> EXERCISE BRIEF:
Give the number of lines in the data that hold the word "value", and nothing else.

[Data items]

- - - - -

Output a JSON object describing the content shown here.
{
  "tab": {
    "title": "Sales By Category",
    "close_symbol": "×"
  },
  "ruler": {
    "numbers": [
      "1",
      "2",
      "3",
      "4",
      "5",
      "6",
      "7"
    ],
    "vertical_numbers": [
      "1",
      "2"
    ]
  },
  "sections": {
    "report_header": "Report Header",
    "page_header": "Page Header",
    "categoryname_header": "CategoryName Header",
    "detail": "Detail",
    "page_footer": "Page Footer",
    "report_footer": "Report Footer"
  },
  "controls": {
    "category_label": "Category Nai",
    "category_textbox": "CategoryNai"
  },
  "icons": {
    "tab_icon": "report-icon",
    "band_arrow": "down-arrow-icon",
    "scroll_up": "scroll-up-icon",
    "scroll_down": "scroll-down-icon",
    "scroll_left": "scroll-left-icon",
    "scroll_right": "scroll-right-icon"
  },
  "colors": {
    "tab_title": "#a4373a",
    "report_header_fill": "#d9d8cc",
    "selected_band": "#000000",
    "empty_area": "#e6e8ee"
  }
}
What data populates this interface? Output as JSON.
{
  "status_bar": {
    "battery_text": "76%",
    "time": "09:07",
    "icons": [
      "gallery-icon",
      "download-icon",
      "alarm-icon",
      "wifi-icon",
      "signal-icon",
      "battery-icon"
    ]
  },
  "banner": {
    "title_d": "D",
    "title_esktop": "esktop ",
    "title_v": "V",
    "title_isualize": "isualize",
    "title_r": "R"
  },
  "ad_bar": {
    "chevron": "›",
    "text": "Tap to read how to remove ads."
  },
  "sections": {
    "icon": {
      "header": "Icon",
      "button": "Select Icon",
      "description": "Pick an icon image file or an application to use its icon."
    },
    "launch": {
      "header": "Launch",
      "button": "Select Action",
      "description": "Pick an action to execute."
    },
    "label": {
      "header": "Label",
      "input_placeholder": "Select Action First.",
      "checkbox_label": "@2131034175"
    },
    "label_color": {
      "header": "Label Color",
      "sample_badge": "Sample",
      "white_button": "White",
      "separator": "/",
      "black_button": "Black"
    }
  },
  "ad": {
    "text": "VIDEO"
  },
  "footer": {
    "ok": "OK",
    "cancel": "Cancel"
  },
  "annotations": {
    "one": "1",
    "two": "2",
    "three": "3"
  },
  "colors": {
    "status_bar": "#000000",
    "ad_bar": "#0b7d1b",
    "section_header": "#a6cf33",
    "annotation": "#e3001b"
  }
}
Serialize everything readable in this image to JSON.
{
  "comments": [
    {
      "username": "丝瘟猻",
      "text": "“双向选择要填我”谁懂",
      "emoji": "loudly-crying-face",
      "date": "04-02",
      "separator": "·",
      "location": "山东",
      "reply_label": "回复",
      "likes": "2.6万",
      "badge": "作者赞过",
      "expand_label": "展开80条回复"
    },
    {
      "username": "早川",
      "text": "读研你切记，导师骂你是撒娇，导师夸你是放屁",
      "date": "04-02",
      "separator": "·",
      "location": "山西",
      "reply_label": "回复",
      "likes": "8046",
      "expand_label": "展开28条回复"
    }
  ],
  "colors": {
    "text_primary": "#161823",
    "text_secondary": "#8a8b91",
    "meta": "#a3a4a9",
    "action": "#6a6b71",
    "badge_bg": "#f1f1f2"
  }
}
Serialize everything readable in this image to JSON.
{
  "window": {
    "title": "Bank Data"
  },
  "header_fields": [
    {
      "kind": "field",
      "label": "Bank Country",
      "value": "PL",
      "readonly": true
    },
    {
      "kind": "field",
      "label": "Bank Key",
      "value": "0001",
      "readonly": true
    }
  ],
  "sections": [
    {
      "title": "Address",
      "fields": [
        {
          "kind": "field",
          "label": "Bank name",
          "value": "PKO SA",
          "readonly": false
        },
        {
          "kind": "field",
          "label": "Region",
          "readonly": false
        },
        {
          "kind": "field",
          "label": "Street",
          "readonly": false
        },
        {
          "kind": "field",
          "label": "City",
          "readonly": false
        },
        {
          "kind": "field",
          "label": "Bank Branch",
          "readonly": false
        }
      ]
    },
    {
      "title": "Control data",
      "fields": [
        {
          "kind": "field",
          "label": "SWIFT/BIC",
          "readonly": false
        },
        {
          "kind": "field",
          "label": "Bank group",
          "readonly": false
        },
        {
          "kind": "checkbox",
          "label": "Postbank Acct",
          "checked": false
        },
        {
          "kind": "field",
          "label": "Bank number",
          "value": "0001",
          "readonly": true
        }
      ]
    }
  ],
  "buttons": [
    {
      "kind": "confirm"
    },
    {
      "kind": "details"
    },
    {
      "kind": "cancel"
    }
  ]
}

- - - - -

> RESULT FOR THIS TASK:
4